Items:
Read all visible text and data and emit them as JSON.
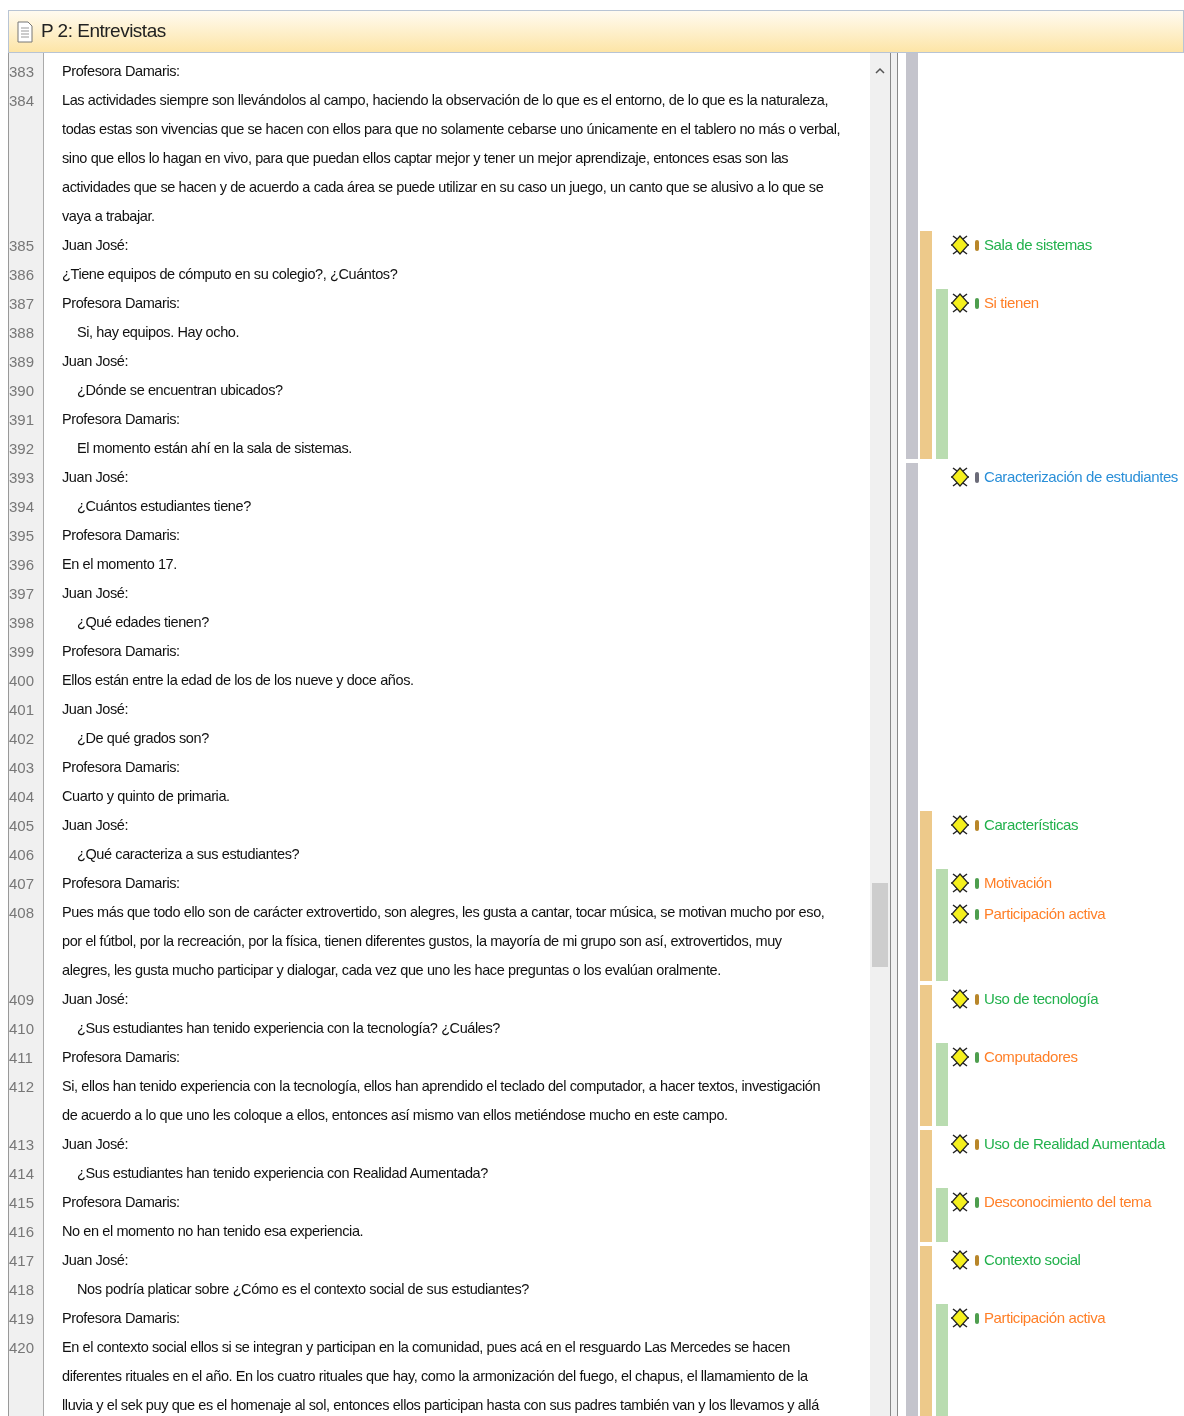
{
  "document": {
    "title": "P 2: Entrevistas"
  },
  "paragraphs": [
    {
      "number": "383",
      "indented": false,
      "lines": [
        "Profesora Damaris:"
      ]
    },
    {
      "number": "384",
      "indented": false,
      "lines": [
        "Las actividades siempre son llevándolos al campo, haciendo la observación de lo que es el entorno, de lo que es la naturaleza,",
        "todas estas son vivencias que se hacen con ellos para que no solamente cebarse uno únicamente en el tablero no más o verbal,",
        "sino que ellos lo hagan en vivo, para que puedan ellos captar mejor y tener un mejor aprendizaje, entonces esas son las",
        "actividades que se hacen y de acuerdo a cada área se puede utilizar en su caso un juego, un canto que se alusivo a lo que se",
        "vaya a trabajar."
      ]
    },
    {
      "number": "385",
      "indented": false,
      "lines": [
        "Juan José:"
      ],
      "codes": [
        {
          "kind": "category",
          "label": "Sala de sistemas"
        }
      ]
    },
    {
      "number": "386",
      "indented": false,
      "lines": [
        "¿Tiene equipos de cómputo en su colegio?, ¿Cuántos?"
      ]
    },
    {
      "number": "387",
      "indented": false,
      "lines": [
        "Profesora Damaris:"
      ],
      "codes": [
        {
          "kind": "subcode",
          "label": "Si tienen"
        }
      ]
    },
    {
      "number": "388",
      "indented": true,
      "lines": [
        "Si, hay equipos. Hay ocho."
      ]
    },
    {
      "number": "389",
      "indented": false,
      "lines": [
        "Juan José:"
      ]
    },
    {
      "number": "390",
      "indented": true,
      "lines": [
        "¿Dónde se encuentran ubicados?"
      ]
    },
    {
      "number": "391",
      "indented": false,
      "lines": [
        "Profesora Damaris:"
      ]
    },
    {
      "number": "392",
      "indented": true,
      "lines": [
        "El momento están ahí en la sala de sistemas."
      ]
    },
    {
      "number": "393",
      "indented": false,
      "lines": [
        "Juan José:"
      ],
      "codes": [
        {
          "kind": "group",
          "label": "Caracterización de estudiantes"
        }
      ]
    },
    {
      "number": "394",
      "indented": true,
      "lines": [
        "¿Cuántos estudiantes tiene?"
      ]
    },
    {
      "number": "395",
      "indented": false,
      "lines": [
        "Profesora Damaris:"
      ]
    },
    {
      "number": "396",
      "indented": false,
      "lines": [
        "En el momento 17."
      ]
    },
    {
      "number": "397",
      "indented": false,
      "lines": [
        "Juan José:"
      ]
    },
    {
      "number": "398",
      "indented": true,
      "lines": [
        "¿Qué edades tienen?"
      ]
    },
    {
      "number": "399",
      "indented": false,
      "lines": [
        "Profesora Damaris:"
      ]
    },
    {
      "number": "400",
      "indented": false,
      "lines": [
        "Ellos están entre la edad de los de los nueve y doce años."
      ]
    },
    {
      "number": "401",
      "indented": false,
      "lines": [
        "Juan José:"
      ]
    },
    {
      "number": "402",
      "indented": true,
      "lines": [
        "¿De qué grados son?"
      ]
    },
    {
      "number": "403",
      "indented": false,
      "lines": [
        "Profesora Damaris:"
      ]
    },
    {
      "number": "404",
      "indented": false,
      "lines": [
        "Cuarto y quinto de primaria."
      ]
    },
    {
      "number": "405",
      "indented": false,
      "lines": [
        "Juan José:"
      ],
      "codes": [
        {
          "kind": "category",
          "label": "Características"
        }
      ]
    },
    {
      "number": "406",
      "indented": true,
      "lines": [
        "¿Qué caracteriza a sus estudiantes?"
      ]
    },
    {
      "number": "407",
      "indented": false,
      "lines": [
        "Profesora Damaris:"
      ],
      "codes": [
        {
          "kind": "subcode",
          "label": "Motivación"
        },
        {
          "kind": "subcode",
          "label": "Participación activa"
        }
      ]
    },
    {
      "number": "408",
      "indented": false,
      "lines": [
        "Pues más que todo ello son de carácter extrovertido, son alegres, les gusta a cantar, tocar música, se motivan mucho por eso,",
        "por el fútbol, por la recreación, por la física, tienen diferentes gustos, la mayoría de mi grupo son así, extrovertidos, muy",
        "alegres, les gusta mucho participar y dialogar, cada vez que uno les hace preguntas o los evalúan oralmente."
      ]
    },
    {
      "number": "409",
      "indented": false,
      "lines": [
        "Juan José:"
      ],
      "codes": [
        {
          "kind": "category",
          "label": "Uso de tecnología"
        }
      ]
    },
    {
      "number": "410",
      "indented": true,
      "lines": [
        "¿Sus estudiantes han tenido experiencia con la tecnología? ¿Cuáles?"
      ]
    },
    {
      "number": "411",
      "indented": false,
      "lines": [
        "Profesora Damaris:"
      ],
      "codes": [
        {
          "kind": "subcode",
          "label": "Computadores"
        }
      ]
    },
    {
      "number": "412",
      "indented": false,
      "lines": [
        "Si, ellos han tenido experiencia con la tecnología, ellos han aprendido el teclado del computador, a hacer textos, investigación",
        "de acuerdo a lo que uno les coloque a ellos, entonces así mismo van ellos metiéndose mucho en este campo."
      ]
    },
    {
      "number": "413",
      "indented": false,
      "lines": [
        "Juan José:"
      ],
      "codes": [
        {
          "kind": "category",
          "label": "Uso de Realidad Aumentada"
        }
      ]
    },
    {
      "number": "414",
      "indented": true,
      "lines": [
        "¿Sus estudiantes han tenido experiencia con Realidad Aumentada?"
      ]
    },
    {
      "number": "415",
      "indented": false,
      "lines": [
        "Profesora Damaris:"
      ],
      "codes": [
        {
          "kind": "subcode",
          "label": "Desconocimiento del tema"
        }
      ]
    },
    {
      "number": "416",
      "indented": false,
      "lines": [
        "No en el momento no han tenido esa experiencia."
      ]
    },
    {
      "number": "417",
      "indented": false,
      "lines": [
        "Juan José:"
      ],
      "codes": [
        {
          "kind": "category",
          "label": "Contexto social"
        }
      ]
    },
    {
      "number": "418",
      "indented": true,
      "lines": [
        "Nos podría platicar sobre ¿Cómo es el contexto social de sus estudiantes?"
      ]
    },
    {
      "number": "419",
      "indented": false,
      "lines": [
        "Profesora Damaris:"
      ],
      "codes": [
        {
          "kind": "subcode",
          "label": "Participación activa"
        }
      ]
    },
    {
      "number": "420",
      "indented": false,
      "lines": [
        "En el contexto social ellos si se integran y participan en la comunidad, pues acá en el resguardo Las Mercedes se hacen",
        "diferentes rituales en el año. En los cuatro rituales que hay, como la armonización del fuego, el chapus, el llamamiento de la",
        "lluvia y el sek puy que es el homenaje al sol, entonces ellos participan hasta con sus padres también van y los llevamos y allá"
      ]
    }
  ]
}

Short exercise: Do not include images; quote all of the entries above exactly.

The output:
Read all visible text and data and emit them as JSON.
{
  "document": {
    "title": "P 2: Entrevistas"
  },
  "paragraphs": [
    {
      "number": "383",
      "indented": false,
      "lines": [
        "Profesora Damaris:"
      ]
    },
    {
      "number": "384",
      "indented": false,
      "lines": [
        "Las actividades siempre son llevándolos al campo, haciendo la observación de lo que es el entorno, de lo que es la naturaleza,",
        "todas estas son vivencias que se hacen con ellos para que no solamente cebarse uno únicamente en el tablero no más o verbal,",
        "sino que ellos lo hagan en vivo, para que puedan ellos captar mejor y tener un mejor aprendizaje, entonces esas son las",
        "actividades que se hacen y de acuerdo a cada área se puede utilizar en su caso un juego, un canto que se alusivo a lo que se",
        "vaya a trabajar."
      ]
    },
    {
      "number": "385",
      "indented": false,
      "lines": [
        "Juan José:"
      ],
      "codes": [
        {
          "kind": "category",
          "label": "Sala de sistemas"
        }
      ]
    },
    {
      "number": "386",
      "indented": false,
      "lines": [
        "¿Tiene equipos de cómputo en su colegio?, ¿Cuántos?"
      ]
    },
    {
      "number": "387",
      "indented": false,
      "lines": [
        "Profesora Damaris:"
      ],
      "codes": [
        {
          "kind": "subcode",
          "label": "Si tienen"
        }
      ]
    },
    {
      "number": "388",
      "indented": true,
      "lines": [
        "Si, hay equipos. Hay ocho."
      ]
    },
    {
      "number": "389",
      "indented": false,
      "lines": [
        "Juan José:"
      ]
    },
    {
      "number": "390",
      "indented": true,
      "lines": [
        "¿Dónde se encuentran ubicados?"
      ]
    },
    {
      "number": "391",
      "indented": false,
      "lines": [
        "Profesora Damaris:"
      ]
    },
    {
      "number": "392",
      "indented": true,
      "lines": [
        "El momento están ahí en la sala de sistemas."
      ]
    },
    {
      "number": "393",
      "indented": false,
      "lines": [
        "Juan José:"
      ],
      "codes": [
        {
          "kind": "group",
          "label": "Caracterización de estudiantes"
        }
      ]
    },
    {
      "number": "394",
      "indented": true,
      "lines": [
        "¿Cuántos estudiantes tiene?"
      ]
    },
    {
      "number": "395",
      "indented": false,
      "lines": [
        "Profesora Damaris:"
      ]
    },
    {
      "number": "396",
      "indented": false,
      "lines": [
        "En el momento 17."
      ]
    },
    {
      "number": "397",
      "indented": false,
      "lines": [
        "Juan José:"
      ]
    },
    {
      "number": "398",
      "indented": true,
      "lines": [
        "¿Qué edades tienen?"
      ]
    },
    {
      "number": "399",
      "indented": false,
      "lines": [
        "Profesora Damaris:"
      ]
    },
    {
      "number": "400",
      "indented": false,
      "lines": [
        "Ellos están entre la edad de los de los nueve y doce años."
      ]
    },
    {
      "number": "401",
      "indented": false,
      "lines": [
        "Juan José:"
      ]
    },
    {
      "number": "402",
      "indented": true,
      "lines": [
        "¿De qué grados son?"
      ]
    },
    {
      "number": "403",
      "indented": false,
      "lines": [
        "Profesora Damaris:"
      ]
    },
    {
      "number": "404",
      "indented": false,
      "lines": [
        "Cuarto y quinto de primaria."
      ]
    },
    {
      "number": "405",
      "indented": false,
      "lines": [
        "Juan José:"
      ],
      "codes": [
        {
          "kind": "category",
          "label": "Características"
        }
      ]
    },
    {
      "number": "406",
      "indented": true,
      "lines": [
        "¿Qué caracteriza a sus estudiantes?"
      ]
    },
    {
      "number": "407",
      "indented": false,
      "lines": [
        "Profesora Damaris:"
      ],
      "codes": [
        {
          "kind": "subcode",
          "label": "Motivación"
        },
        {
          "kind": "subcode",
          "label": "Participación activa"
        }
      ]
    },
    {
      "number": "408",
      "indented": false,
      "lines": [
        "Pues más que todo ello son de carácter extrovertido, son alegres, les gusta a cantar, tocar música, se motivan mucho por eso,",
        "por el fútbol, por la recreación, por la física, tienen diferentes gustos, la mayoría de mi grupo son así, extrovertidos, muy",
        "alegres, les gusta mucho participar y dialogar, cada vez que uno les hace preguntas o los evalúan oralmente."
      ]
    },
    {
      "number": "409",
      "indented": false,
      "lines": [
        "Juan José:"
      ],
      "codes": [
        {
          "kind": "category",
          "label": "Uso de tecnología"
        }
      ]
    },
    {
      "number": "410",
      "indented": true,
      "lines": [
        "¿Sus estudiantes han tenido experiencia con la tecnología? ¿Cuáles?"
      ]
    },
    {
      "number": "411",
      "indented": false,
      "lines": [
        "Profesora Damaris:"
      ],
      "codes": [
        {
          "kind": "subcode",
          "label": "Computadores"
        }
      ]
    },
    {
      "number": "412",
      "indented": false,
      "lines": [
        "Si, ellos han tenido experiencia con la tecnología, ellos han aprendido el teclado del computador, a hacer textos, investigación",
        "de acuerdo a lo que uno les coloque a ellos, entonces así mismo van ellos metiéndose mucho en este campo."
      ]
    },
    {
      "number": "413",
      "indented": false,
      "lines": [
        "Juan José:"
      ],
      "codes": [
        {
          "kind": "category",
          "label": "Uso de Realidad Aumentada"
        }
      ]
    },
    {
      "number": "414",
      "indented": true,
      "lines": [
        "¿Sus estudiantes han tenido experiencia con Realidad Aumentada?"
      ]
    },
    {
      "number": "415",
      "indented": false,
      "lines": [
        "Profesora Damaris:"
      ],
      "codes": [
        {
          "kind": "subcode",
          "label": "Desconocimiento del tema"
        }
      ]
    },
    {
      "number": "416",
      "indented": false,
      "lines": [
        "No en el momento no han tenido esa experiencia."
      ]
    },
    {
      "number": "417",
      "indented": false,
      "lines": [
        "Juan José:"
      ],
      "codes": [
        {
          "kind": "category",
          "label": "Contexto social"
        }
      ]
    },
    {
      "number": "418",
      "indented": true,
      "lines": [
        "Nos podría platicar sobre ¿Cómo es el contexto social de sus estudiantes?"
      ]
    },
    {
      "number": "419",
      "indented": false,
      "lines": [
        "Profesora Damaris:"
      ],
      "codes": [
        {
          "kind": "subcode",
          "label": "Participación activa"
        }
      ]
    },
    {
      "number": "420",
      "indented": false,
      "lines": [
        "En el contexto social ellos si se integran y participan en la comunidad, pues acá en el resguardo Las Mercedes se hacen",
        "diferentes rituales en el año. En los cuatro rituales que hay, como la armonización del fuego, el chapus, el llamamiento de la",
        "lluvia y el sek puy que es el homenaje al sol, entonces ellos participan hasta con sus padres también van y los llevamos y allá"
      ]
    }
  ]
}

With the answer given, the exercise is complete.